Make an exact copy of the entries, and keep any pictures out of it.

━━ Records to process

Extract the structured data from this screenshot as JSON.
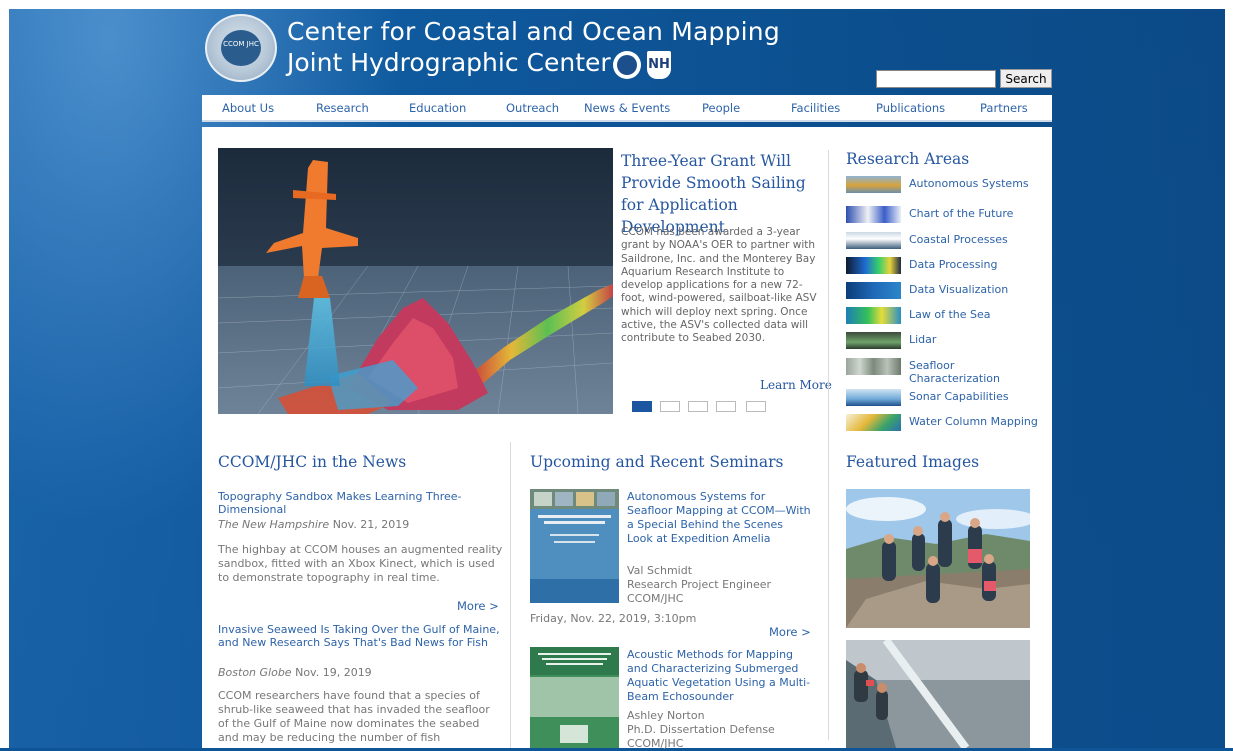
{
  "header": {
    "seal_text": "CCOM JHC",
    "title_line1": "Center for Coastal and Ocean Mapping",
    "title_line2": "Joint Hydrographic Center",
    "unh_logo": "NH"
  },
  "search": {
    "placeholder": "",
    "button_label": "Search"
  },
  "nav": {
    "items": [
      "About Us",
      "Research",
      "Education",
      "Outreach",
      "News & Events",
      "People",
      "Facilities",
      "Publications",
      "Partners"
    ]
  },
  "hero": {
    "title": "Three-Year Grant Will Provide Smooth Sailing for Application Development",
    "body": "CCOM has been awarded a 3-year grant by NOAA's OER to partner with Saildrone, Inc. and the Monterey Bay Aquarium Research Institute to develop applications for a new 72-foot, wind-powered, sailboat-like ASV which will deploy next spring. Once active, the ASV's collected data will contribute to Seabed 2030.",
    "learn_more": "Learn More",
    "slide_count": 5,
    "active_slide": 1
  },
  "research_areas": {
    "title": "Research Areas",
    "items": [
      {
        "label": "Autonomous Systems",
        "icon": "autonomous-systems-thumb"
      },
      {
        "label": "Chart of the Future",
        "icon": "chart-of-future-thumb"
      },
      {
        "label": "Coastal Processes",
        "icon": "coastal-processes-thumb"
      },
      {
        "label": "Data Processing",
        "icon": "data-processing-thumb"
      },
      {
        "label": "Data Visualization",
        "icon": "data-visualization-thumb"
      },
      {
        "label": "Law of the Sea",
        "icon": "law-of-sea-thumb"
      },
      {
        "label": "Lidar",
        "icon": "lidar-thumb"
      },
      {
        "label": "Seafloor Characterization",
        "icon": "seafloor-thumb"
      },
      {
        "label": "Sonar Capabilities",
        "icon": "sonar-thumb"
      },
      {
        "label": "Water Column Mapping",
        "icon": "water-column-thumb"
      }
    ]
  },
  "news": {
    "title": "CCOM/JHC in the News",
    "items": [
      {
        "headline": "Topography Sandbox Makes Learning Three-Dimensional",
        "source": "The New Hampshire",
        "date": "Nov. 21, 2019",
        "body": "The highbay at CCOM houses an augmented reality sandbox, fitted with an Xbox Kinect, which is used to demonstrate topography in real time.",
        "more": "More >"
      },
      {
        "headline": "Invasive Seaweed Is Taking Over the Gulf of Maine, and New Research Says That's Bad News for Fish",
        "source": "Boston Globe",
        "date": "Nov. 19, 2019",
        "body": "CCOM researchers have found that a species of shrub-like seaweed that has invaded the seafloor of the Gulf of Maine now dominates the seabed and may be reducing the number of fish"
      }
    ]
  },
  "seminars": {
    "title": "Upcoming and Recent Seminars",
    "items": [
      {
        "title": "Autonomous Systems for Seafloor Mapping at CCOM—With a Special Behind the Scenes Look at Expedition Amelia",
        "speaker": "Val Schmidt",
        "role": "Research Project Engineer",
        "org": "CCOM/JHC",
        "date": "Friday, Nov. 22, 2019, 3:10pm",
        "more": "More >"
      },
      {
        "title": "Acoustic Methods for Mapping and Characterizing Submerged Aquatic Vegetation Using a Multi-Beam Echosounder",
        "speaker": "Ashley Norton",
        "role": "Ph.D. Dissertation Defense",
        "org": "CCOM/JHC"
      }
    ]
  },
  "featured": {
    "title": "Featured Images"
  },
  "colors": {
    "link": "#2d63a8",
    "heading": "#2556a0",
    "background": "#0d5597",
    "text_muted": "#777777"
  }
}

━━━━

Answer to the exercise:
Extract the structured data from this screenshot as JSON.
{
  "header": {
    "seal_text": "CCOM JHC",
    "title_line1": "Center for Coastal and Ocean Mapping",
    "title_line2": "Joint Hydrographic Center",
    "unh_logo": "NH"
  },
  "search": {
    "placeholder": "",
    "button_label": "Search"
  },
  "nav": {
    "items": [
      "About Us",
      "Research",
      "Education",
      "Outreach",
      "News & Events",
      "People",
      "Facilities",
      "Publications",
      "Partners"
    ]
  },
  "hero": {
    "title": "Three-Year Grant Will Provide Smooth Sailing for Application Development",
    "body": "CCOM has been awarded a 3-year grant by NOAA's OER to partner with Saildrone, Inc. and the Monterey Bay Aquarium Research Institute to develop applications for a new 72-foot, wind-powered, sailboat-like ASV which will deploy next spring. Once active, the ASV's collected data will contribute to Seabed 2030.",
    "learn_more": "Learn More",
    "slide_count": 5,
    "active_slide": 1
  },
  "research_areas": {
    "title": "Research Areas",
    "items": [
      {
        "label": "Autonomous Systems",
        "icon": "autonomous-systems-thumb"
      },
      {
        "label": "Chart of the Future",
        "icon": "chart-of-future-thumb"
      },
      {
        "label": "Coastal Processes",
        "icon": "coastal-processes-thumb"
      },
      {
        "label": "Data Processing",
        "icon": "data-processing-thumb"
      },
      {
        "label": "Data Visualization",
        "icon": "data-visualization-thumb"
      },
      {
        "label": "Law of the Sea",
        "icon": "law-of-sea-thumb"
      },
      {
        "label": "Lidar",
        "icon": "lidar-thumb"
      },
      {
        "label": "Seafloor Characterization",
        "icon": "seafloor-thumb"
      },
      {
        "label": "Sonar Capabilities",
        "icon": "sonar-thumb"
      },
      {
        "label": "Water Column Mapping",
        "icon": "water-column-thumb"
      }
    ]
  },
  "news": {
    "title": "CCOM/JHC in the News",
    "items": [
      {
        "headline": "Topography Sandbox Makes Learning Three-Dimensional",
        "source": "The New Hampshire",
        "date": "Nov. 21, 2019",
        "body": "The highbay at CCOM houses an augmented reality sandbox, fitted with an Xbox Kinect, which is used to demonstrate topography in real time.",
        "more": "More >"
      },
      {
        "headline": "Invasive Seaweed Is Taking Over the Gulf of Maine, and New Research Says That's Bad News for Fish",
        "source": "Boston Globe",
        "date": "Nov. 19, 2019",
        "body": "CCOM researchers have found that a species of shrub-like seaweed that has invaded the seafloor of the Gulf of Maine now dominates the seabed and may be reducing the number of fish"
      }
    ]
  },
  "seminars": {
    "title": "Upcoming and Recent Seminars",
    "items": [
      {
        "title": "Autonomous Systems for Seafloor Mapping at CCOM—With a Special Behind the Scenes Look at Expedition Amelia",
        "speaker": "Val Schmidt",
        "role": "Research Project Engineer",
        "org": "CCOM/JHC",
        "date": "Friday, Nov. 22, 2019, 3:10pm",
        "more": "More >"
      },
      {
        "title": "Acoustic Methods for Mapping and Characterizing Submerged Aquatic Vegetation Using a Multi-Beam Echosounder",
        "speaker": "Ashley Norton",
        "role": "Ph.D. Dissertation Defense",
        "org": "CCOM/JHC"
      }
    ]
  },
  "featured": {
    "title": "Featured Images"
  },
  "colors": {
    "link": "#2d63a8",
    "heading": "#2556a0",
    "background": "#0d5597",
    "text_muted": "#777777"
  }
}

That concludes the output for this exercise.